[start Extracted entries]

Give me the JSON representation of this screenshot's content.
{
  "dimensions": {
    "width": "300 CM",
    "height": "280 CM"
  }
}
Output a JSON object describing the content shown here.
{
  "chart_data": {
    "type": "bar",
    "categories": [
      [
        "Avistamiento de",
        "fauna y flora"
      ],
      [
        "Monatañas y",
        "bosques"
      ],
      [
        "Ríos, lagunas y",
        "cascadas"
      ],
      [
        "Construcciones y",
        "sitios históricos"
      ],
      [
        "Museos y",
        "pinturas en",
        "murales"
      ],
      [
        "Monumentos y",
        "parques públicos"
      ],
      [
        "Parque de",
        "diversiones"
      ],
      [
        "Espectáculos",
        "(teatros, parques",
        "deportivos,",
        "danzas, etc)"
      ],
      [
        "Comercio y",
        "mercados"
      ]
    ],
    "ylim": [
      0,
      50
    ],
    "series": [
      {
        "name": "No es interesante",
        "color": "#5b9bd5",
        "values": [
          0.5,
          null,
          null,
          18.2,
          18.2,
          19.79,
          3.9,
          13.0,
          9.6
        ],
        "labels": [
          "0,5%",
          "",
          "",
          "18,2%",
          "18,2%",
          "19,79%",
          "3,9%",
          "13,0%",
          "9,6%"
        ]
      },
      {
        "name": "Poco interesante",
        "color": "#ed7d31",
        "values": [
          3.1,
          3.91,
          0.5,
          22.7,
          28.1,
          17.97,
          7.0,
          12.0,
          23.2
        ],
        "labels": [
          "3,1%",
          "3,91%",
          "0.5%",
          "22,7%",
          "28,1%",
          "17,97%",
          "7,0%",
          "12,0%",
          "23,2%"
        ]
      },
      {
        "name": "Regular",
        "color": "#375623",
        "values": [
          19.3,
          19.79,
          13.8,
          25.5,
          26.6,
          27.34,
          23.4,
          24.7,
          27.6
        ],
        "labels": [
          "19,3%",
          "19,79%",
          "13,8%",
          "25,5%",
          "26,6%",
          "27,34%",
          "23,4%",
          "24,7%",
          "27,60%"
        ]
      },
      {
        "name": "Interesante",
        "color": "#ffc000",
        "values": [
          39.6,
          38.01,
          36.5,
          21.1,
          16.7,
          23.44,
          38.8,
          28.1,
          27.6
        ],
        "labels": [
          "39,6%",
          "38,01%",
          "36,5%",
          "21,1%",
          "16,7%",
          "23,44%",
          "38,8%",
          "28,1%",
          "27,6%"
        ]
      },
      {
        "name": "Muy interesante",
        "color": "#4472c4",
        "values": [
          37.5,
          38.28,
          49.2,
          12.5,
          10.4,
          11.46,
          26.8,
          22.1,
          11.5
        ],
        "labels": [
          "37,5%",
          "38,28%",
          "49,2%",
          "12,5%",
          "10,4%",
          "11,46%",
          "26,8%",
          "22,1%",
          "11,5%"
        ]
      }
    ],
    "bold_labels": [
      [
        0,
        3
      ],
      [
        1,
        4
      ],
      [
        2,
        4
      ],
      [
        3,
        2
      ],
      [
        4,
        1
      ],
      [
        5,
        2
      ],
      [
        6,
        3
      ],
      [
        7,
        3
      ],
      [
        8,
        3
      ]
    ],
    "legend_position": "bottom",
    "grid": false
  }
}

[end Extracted entries]

• _Problem to solve_
Write out every entry above, word for word.

• _Solution for this problem_
Give me the JSON representation of this screenshot's content.
{
  "dimensions": {
    "width": "300 CM",
    "height": "280 CM"
  }
}
Output a JSON object describing the content shown here.
{
  "chart_data": {
    "type": "bar",
    "categories": [
      [
        "Avistamiento de",
        "fauna y flora"
      ],
      [
        "Monatañas y",
        "bosques"
      ],
      [
        "Ríos, lagunas y",
        "cascadas"
      ],
      [
        "Construcciones y",
        "sitios históricos"
      ],
      [
        "Museos y",
        "pinturas en",
        "murales"
      ],
      [
        "Monumentos y",
        "parques públicos"
      ],
      [
        "Parque de",
        "diversiones"
      ],
      [
        "Espectáculos",
        "(teatros, parques",
        "deportivos,",
        "danzas, etc)"
      ],
      [
        "Comercio y",
        "mercados"
      ]
    ],
    "ylim": [
      0,
      50
    ],
    "series": [
      {
        "name": "No es interesante",
        "color": "#5b9bd5",
        "values": [
          0.5,
          null,
          null,
          18.2,
          18.2,
          19.79,
          3.9,
          13.0,
          9.6
        ],
        "labels": [
          "0,5%",
          "",
          "",
          "18,2%",
          "18,2%",
          "19,79%",
          "3,9%",
          "13,0%",
          "9,6%"
        ]
      },
      {
        "name": "Poco interesante",
        "color": "#ed7d31",
        "values": [
          3.1,
          3.91,
          0.5,
          22.7,
          28.1,
          17.97,
          7.0,
          12.0,
          23.2
        ],
        "labels": [
          "3,1%",
          "3,91%",
          "0.5%",
          "22,7%",
          "28,1%",
          "17,97%",
          "7,0%",
          "12,0%",
          "23,2%"
        ]
      },
      {
        "name": "Regular",
        "color": "#375623",
        "values": [
          19.3,
          19.79,
          13.8,
          25.5,
          26.6,
          27.34,
          23.4,
          24.7,
          27.6
        ],
        "labels": [
          "19,3%",
          "19,79%",
          "13,8%",
          "25,5%",
          "26,6%",
          "27,34%",
          "23,4%",
          "24,7%",
          "27,60%"
        ]
      },
      {
        "name": "Interesante",
        "color": "#ffc000",
        "values": [
          39.6,
          38.01,
          36.5,
          21.1,
          16.7,
          23.44,
          38.8,
          28.1,
          27.6
        ],
        "labels": [
          "39,6%",
          "38,01%",
          "36,5%",
          "21,1%",
          "16,7%",
          "23,44%",
          "38,8%",
          "28,1%",
          "27,6%"
        ]
      },
      {
        "name": "Muy interesante",
        "color": "#4472c4",
        "values": [
          37.5,
          38.28,
          49.2,
          12.5,
          10.4,
          11.46,
          26.8,
          22.1,
          11.5
        ],
        "labels": [
          "37,5%",
          "38,28%",
          "49,2%",
          "12,5%",
          "10,4%",
          "11,46%",
          "26,8%",
          "22,1%",
          "11,5%"
        ]
      }
    ],
    "bold_labels": [
      [
        0,
        3
      ],
      [
        1,
        4
      ],
      [
        2,
        4
      ],
      [
        3,
        2
      ],
      [
        4,
        1
      ],
      [
        5,
        2
      ],
      [
        6,
        3
      ],
      [
        7,
        3
      ],
      [
        8,
        3
      ]
    ],
    "legend_position": "bottom",
    "grid": false
  }
}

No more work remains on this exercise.